» Directions for this task
Quote the lines from the start of the records through the line containing "job-title: COSTUREIRA DE", exactly as they appear.

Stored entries
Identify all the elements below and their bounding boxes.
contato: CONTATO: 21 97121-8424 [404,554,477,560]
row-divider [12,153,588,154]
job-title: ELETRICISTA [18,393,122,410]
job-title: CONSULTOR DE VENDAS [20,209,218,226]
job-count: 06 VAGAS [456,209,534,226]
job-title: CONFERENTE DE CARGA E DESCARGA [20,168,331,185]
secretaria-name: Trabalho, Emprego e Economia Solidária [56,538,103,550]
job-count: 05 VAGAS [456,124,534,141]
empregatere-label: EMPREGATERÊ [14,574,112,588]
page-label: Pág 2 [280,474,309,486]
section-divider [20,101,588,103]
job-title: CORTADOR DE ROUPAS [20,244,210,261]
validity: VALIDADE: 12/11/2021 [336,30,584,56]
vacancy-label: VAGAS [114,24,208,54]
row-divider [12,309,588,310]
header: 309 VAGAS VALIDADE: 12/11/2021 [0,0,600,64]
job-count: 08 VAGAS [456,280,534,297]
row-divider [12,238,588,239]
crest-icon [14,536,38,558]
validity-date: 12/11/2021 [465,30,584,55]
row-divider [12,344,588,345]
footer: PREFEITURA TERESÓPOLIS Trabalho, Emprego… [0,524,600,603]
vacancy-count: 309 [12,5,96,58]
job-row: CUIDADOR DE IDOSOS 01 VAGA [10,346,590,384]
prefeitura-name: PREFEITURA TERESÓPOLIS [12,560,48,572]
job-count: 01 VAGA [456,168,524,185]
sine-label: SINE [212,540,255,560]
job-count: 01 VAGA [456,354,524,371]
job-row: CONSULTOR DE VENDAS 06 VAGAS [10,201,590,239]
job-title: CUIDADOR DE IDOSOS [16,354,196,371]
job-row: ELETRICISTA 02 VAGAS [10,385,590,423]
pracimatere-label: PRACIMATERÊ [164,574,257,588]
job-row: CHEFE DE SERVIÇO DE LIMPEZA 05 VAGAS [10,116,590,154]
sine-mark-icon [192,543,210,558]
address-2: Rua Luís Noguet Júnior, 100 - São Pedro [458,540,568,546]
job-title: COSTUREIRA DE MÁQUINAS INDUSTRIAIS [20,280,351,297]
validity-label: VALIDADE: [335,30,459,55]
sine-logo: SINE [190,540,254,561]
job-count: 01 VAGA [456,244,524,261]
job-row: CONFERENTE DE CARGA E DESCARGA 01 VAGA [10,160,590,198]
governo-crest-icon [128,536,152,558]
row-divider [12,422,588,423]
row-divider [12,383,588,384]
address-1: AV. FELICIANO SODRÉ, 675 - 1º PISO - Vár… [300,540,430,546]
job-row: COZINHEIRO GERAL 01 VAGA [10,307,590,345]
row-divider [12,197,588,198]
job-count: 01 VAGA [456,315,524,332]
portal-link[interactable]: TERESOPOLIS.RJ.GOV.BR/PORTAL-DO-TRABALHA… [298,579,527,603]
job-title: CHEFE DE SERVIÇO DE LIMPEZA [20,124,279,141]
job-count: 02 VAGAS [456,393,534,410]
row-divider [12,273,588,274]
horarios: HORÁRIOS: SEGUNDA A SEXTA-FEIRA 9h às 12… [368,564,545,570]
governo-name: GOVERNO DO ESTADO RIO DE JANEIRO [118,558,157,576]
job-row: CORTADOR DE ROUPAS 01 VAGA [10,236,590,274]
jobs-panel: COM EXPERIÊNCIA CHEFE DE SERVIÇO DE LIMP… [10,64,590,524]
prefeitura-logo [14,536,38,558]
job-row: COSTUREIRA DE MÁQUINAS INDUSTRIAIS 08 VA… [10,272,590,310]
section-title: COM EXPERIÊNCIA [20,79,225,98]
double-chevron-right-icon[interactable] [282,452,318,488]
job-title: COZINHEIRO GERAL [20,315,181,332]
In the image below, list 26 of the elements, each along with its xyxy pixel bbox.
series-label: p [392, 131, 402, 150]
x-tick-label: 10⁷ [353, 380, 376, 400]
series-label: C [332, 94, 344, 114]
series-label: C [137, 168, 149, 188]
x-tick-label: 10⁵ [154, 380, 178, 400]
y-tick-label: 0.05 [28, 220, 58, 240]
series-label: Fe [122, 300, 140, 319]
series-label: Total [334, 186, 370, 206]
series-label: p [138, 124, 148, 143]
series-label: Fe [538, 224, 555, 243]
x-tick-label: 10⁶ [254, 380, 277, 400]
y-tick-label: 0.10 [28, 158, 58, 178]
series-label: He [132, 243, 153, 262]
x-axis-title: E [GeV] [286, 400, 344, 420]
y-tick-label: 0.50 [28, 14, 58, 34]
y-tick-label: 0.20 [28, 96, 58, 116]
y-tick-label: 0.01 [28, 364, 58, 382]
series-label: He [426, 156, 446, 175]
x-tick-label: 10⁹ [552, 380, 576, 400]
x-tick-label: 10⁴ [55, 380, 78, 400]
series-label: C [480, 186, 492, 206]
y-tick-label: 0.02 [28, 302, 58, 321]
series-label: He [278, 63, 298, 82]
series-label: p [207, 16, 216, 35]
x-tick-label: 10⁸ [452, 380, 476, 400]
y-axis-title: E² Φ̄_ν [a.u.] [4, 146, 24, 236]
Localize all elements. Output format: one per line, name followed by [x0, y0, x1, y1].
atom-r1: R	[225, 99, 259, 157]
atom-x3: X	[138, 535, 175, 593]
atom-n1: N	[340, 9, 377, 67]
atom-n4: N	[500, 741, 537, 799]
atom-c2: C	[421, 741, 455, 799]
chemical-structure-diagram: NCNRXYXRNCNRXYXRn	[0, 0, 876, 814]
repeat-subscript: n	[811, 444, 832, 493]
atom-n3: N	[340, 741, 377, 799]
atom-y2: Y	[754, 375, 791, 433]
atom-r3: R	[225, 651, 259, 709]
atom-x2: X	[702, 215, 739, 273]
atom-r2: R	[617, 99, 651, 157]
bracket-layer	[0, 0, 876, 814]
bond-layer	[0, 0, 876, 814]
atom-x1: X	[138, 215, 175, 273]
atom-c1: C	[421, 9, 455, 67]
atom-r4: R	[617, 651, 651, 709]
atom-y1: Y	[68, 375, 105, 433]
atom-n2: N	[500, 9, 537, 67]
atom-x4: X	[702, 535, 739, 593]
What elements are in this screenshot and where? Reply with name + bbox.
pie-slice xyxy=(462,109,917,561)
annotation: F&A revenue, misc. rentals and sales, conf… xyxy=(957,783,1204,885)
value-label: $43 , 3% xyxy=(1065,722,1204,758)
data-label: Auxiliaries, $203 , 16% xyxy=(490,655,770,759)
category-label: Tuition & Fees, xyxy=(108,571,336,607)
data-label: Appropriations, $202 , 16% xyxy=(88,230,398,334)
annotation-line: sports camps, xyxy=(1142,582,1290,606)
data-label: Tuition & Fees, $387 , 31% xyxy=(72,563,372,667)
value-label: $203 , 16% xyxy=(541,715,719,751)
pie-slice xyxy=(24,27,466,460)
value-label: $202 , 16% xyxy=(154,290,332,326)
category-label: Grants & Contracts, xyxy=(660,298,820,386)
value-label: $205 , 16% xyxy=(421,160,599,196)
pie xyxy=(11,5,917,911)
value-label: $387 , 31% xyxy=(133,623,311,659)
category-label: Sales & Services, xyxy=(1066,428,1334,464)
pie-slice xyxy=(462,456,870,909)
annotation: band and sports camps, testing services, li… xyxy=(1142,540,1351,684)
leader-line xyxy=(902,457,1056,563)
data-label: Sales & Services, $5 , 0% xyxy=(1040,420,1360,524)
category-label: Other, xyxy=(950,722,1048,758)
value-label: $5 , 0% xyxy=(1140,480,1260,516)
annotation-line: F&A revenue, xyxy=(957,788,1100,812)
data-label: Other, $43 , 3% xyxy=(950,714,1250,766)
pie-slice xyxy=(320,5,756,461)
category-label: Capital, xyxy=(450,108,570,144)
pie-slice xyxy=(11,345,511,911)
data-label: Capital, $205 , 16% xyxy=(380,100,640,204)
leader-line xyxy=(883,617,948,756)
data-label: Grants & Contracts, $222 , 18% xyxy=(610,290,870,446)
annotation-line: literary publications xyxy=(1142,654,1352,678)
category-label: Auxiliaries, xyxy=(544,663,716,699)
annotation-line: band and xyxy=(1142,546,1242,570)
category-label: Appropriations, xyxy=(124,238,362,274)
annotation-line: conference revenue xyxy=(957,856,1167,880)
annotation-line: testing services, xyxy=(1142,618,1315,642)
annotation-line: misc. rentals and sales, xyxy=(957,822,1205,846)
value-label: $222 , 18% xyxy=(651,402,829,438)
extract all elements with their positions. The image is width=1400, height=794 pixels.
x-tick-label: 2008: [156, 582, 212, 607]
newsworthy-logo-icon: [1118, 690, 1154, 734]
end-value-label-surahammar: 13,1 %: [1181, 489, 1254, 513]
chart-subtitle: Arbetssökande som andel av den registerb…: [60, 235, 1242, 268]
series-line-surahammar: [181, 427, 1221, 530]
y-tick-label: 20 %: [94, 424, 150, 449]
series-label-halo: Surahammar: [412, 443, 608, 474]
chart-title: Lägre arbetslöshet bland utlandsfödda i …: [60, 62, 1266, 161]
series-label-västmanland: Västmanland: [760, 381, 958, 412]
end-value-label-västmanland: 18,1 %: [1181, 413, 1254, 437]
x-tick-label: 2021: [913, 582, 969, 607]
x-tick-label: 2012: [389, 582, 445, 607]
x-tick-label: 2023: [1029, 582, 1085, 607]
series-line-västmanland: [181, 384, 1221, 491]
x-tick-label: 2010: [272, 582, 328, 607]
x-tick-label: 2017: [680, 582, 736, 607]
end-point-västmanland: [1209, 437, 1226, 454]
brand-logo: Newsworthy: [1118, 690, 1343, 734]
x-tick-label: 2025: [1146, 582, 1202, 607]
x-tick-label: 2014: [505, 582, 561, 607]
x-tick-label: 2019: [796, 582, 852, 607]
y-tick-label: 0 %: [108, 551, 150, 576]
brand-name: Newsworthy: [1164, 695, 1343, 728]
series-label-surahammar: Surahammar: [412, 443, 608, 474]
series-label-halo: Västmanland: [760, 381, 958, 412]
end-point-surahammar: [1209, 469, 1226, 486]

» Problem solution
Identify all the elements below and their bounding boxes.
contato: CONTATO: 21 97121-8424 [404,554,477,560]
row-divider [12,153,588,154]
job-title: ELETRICISTA [18,393,122,410]
job-title: CONSULTOR DE VENDAS [20,209,218,226]
job-count: 06 VAGAS [456,209,534,226]
job-title: CONFERENTE DE CARGA E DESCARGA [20,168,331,185]
secretaria-name: Trabalho, Emprego e Economia Solidária [56,538,103,550]
job-count: 05 VAGAS [456,124,534,141]
empregatere-label: EMPREGATERÊ [14,574,112,588]
page-label: Pág 2 [280,474,309,486]
section-divider [20,101,588,103]
job-title: CORTADOR DE ROUPAS [20,244,210,261]
validity: VALIDADE: 12/11/2021 [336,30,584,56]
vacancy-label: VAGAS [114,24,208,54]
row-divider [12,309,588,310]
header: 309 VAGAS VALIDADE: 12/11/2021 [0,0,600,64]
job-count: 08 VAGAS [456,280,534,297]
row-divider [12,238,588,239]
crest-icon [14,536,38,558]
validity-date: 12/11/2021 [465,30,584,55]
row-divider [12,344,588,345]
footer: PREFEITURA TERESÓPOLIS Trabalho, Emprego… [0,524,600,603]
vacancy-count: 309 [12,5,96,58]
job-row: CUIDADOR DE IDOSOS 01 VAGA [10,346,590,384]
prefeitura-name: PREFEITURA TERESÓPOLIS [12,560,48,572]
job-count: 01 VAGA [456,168,524,185]
sine-label: SINE [212,540,255,560]
job-count: 01 VAGA [456,354,524,371]
job-row: CONSULTOR DE VENDAS 06 VAGAS [10,201,590,239]
job-title: CUIDADOR DE IDOSOS [16,354,196,371]
job-row: ELETRICISTA 02 VAGAS [10,385,590,423]
pracimatere-label: PRACIMATERÊ [164,574,257,588]
job-row: CHEFE DE SERVIÇO DE LIMPEZA 05 VAGAS [10,116,590,154]
sine-mark-icon [192,543,210,558]
address-2: Rua Luís Noguet Júnior, 100 - São Pedro [458,540,568,546]
job-title: COSTUREIRA DE MÁQUINAS INDUSTRIAIS [20,280,351,297]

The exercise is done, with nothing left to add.